== DATA SUPPLIED

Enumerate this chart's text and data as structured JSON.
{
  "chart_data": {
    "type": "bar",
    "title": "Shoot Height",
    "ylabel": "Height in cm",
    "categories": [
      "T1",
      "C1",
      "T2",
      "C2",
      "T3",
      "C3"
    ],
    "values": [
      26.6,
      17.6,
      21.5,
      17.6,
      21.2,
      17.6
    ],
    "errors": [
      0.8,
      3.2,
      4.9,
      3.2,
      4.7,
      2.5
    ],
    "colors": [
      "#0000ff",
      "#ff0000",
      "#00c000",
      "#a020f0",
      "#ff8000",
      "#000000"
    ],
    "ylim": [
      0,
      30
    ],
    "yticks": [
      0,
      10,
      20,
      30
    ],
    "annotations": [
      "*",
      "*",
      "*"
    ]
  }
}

====

→ **WRITTEN PROBLEM**
Write each line above out exactly.

→ **FINAL RESULT**
Enumerate this chart's text and data as structured JSON.
{
  "chart_data": {
    "type": "bar",
    "title": "Shoot Height",
    "ylabel": "Height in cm",
    "categories": [
      "T1",
      "C1",
      "T2",
      "C2",
      "T3",
      "C3"
    ],
    "values": [
      26.6,
      17.6,
      21.5,
      17.6,
      21.2,
      17.6
    ],
    "errors": [
      0.8,
      3.2,
      4.9,
      3.2,
      4.7,
      2.5
    ],
    "colors": [
      "#0000ff",
      "#ff0000",
      "#00c000",
      "#a020f0",
      "#ff8000",
      "#000000"
    ],
    "ylim": [
      0,
      30
    ],
    "yticks": [
      0,
      10,
      20,
      30
    ],
    "annotations": [
      "*",
      "*",
      "*"
    ]
  }
}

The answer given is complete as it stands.